▶ [Consigne A]:
Traduisez en anglais cette phrase du texte sur les petits commerçants : « De plus, au Québec, il faut également composer avec la météo. »
▶ [Consigne B]:
Rédigez la suite du texte sur les petits commerçants en partant de sa dernière phrase.

▶ [Texte de l’exercice]:
__________
Comment peuvent vivre les petits commerçants?

En réaction à l’annonce, plus tôt aujourd’hui, de la fermeture de Myco Anna, qui avait une boutique sur Saint-Vallier Ouest Saint-Sauveur, Françoise Travet, propriétaire de Timôme et merveilles, partage son inquiétude quant au sort des commerces ayant pignon sur rue.

Il faut oser parler de ce qui tue les commerces de nos jours : les nouvelles façons d’acheter, la concurrence réelle contre les commerces avec pignon sur rue.

Oui, il est difficile d’avoir un commerce de détail ou de vêtements avec pignon sur rue de nos jours. Les loyers et les taxes de la Ville sont bien trop cher par rapport à l’achalandage, en plus de la concurrence. De plus, au Québec, il faut également composer avec la météo. Ce n’est vraiment pas facile.
__________
▶ [Données à examiner]:
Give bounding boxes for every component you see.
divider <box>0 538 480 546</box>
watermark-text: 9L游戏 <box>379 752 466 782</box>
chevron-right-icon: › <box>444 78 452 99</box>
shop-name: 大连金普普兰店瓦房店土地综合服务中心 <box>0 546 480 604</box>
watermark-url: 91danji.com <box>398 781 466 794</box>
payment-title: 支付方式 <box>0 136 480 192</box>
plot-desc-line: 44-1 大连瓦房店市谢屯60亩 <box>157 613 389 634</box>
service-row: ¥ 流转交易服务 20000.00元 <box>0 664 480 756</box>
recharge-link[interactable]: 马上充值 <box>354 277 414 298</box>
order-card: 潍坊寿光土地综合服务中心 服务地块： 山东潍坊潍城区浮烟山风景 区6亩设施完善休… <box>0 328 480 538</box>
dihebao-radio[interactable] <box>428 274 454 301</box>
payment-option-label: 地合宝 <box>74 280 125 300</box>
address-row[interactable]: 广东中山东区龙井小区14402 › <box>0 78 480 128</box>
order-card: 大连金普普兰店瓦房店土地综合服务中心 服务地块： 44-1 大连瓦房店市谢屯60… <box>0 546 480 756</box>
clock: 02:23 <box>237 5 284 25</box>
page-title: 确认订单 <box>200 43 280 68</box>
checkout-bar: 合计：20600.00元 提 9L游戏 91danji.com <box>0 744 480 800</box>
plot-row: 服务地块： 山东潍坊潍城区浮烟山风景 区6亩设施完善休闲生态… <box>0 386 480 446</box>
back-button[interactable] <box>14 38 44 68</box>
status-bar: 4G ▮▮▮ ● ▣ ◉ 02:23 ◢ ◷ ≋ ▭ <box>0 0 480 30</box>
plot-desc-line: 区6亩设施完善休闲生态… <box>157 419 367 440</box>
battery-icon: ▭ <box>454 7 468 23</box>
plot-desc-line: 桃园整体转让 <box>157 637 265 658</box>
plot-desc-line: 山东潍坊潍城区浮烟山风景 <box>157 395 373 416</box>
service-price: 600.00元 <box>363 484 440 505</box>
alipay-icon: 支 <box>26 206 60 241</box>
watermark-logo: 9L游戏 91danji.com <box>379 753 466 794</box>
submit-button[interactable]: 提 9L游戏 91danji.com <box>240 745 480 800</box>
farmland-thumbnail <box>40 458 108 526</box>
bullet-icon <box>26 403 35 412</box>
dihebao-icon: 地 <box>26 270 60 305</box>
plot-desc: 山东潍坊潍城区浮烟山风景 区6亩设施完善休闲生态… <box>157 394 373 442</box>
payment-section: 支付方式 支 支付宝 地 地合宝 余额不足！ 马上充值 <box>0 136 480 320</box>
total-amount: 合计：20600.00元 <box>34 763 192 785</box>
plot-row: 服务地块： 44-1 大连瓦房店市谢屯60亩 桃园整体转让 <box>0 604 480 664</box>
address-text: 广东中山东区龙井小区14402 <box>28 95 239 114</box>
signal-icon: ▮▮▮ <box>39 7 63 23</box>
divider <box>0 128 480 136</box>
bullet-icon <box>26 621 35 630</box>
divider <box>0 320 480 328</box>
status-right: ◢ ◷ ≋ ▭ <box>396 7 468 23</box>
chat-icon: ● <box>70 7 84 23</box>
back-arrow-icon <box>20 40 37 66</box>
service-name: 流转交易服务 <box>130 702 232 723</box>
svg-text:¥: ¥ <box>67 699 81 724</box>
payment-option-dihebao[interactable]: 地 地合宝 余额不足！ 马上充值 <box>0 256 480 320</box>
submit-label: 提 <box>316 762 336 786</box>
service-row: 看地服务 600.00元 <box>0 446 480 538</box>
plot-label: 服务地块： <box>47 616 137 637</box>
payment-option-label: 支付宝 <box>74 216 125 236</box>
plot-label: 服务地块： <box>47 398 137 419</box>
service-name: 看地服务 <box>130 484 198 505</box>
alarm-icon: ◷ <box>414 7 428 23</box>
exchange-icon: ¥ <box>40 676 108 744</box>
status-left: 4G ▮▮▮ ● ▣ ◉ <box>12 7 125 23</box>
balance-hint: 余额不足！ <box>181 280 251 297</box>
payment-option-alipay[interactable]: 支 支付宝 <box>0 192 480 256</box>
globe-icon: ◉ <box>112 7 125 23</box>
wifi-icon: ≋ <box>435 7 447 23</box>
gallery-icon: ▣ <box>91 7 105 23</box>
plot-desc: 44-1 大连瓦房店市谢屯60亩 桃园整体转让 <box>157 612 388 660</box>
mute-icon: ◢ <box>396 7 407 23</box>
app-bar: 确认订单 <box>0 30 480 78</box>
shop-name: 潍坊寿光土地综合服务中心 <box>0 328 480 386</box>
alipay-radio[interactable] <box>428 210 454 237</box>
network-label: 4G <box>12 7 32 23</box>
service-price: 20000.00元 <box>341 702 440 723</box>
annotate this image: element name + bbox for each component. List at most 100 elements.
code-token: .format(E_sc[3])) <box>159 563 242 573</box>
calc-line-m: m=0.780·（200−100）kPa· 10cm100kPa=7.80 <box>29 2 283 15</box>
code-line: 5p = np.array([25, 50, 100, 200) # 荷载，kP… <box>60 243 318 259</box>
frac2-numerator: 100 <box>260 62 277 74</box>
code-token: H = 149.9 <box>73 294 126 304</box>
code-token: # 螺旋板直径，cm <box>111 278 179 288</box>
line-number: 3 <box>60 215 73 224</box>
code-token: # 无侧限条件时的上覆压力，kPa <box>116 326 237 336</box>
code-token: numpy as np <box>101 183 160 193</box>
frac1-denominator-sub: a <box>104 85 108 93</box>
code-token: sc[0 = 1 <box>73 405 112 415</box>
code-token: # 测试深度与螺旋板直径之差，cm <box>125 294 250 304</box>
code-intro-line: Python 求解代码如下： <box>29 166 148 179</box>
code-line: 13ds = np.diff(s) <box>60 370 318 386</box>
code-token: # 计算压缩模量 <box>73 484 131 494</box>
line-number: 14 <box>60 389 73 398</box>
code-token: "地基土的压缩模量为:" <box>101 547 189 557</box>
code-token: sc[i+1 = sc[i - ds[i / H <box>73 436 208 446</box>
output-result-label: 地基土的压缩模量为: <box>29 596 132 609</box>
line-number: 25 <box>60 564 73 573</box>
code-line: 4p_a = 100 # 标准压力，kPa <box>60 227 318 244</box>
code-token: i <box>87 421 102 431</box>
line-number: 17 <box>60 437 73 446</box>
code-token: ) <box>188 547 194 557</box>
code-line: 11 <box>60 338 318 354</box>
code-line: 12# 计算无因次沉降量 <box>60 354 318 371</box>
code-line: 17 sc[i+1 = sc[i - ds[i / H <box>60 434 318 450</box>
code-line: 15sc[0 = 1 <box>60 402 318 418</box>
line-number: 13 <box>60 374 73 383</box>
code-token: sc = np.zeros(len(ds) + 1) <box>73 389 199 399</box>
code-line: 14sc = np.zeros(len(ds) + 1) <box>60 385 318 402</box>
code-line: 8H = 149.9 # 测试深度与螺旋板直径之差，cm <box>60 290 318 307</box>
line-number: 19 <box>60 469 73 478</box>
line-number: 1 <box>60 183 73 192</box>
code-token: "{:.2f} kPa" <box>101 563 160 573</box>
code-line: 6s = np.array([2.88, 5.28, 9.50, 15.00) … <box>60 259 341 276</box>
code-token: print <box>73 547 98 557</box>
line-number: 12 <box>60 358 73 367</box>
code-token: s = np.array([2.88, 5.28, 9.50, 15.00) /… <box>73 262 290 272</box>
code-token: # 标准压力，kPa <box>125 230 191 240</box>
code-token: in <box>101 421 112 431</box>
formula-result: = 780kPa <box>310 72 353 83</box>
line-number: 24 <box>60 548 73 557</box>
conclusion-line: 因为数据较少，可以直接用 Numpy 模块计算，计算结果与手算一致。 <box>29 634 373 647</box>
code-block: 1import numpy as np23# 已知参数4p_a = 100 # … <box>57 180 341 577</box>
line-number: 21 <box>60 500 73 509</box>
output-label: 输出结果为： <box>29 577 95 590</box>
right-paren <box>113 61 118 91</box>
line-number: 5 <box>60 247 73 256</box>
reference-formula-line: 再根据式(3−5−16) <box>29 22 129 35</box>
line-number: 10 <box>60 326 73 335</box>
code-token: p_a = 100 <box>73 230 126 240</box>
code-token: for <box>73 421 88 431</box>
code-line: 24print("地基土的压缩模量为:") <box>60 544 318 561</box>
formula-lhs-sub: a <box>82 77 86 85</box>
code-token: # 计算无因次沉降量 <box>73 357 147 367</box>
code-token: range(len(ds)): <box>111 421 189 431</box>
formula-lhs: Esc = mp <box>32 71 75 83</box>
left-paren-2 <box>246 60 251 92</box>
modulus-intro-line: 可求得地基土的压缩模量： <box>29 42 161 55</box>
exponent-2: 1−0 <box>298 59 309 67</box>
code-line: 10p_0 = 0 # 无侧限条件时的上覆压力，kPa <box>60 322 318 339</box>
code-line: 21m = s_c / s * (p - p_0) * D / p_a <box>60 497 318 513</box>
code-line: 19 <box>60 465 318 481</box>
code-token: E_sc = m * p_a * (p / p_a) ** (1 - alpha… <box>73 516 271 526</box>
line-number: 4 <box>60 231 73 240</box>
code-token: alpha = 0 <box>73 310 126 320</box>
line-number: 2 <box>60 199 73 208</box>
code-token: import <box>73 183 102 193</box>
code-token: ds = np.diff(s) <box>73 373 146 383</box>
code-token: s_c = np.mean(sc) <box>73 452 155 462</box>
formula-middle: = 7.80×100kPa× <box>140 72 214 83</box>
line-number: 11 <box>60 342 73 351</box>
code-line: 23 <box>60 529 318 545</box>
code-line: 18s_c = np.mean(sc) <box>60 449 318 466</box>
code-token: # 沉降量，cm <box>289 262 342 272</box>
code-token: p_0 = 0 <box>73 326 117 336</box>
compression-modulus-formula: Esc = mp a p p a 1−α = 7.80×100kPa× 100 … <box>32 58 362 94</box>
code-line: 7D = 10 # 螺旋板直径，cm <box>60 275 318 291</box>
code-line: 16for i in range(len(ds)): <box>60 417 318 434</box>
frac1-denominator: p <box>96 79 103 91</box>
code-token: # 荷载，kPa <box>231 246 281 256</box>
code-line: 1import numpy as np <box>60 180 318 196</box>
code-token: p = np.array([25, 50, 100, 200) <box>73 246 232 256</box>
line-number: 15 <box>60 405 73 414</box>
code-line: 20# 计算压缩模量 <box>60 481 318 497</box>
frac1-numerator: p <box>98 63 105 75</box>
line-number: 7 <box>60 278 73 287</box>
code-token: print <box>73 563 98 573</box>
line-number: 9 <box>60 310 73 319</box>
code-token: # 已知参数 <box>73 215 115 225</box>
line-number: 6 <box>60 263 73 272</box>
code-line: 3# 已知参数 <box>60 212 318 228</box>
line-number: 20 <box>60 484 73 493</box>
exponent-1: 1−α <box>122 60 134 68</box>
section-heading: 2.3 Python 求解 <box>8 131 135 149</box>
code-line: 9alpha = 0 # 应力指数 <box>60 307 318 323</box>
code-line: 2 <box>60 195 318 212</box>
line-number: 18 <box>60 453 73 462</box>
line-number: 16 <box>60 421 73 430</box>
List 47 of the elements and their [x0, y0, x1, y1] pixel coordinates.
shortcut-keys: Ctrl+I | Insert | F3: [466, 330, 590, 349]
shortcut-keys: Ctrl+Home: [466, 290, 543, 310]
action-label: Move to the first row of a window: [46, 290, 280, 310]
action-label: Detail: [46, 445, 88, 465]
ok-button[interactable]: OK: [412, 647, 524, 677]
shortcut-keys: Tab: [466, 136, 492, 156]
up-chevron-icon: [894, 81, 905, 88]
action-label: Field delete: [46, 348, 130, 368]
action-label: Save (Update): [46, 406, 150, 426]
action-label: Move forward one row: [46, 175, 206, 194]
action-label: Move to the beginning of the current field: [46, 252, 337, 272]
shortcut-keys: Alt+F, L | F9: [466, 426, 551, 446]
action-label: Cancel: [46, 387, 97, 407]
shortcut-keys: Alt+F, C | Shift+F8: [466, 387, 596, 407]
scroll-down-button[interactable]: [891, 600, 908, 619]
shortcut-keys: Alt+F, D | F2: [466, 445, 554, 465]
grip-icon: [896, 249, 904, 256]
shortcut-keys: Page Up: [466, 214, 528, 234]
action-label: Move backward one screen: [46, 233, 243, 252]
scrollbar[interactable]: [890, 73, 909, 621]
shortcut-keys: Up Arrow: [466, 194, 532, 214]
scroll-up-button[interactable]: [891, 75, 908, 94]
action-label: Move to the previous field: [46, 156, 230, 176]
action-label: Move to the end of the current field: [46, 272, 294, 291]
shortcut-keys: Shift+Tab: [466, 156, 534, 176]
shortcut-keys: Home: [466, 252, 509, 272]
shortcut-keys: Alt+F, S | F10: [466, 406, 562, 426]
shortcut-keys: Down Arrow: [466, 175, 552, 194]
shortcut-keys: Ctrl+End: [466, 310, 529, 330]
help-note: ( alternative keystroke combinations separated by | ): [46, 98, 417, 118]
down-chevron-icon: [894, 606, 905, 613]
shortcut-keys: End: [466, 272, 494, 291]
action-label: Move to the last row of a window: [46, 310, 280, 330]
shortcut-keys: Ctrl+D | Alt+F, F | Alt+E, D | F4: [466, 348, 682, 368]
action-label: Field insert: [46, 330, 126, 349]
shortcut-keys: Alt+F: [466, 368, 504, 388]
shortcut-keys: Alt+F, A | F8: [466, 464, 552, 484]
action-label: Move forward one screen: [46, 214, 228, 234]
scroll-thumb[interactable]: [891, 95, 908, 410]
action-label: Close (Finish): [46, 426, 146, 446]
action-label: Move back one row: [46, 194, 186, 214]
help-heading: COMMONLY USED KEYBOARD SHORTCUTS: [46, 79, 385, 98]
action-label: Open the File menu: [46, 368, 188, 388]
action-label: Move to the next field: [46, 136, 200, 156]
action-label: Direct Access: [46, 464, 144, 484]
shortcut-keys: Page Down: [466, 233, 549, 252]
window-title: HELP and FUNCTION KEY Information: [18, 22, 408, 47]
__________
▶ [Réponse finale A]:
Moreover, in Quebec, one also has to contend with the weather.

▶ [Réponse finale B]:
Pour comprendre un peu, il faut savoir qu’il y a quelques années, les fabricants et les artisans, vendaient uniquement aux boutiques qui faisaient la promotion et la vente de leurs produits. De nos jours, ils vendent aux boutiques comme nous, mais ils ont également leur propre boutique en ligne. Et il y a des réseaux de vente en ligne comme Etsy, tous les salons et les marchés de Noël, Facebook… Également, de nombreux particuliers fabriquent eux-mêmes des produits et les vendent, sans avoir de loyers commerciaux, taxes municipales, taxes tout court et autres charges à payer.

Par ailleurs, au Québec, il n’y a aucune loi sur les soldes, donc tout peut toujours être en solde. C’est super pour les clients, mais comment voulez-vous que les petits commerces s’en sortent? Si nous n’avons pas les reins assez solides financièrement et moralement, c’est très dur d’avoir un commerce avec pignon sur rue de nos jours. Et il faudrait que les médias, lorsqu’ils parlent de subventions ou d’aides du gouvernement, précisent bien que ça ne concerne aucunement les commerçants. On parle toujours d’aide pour les PME, mais même si nous sommes des petites et moyennes entreprises, nous ne sommes pas concernés.

À quand une aide pour les petites entreprises comme nous, les commerçants?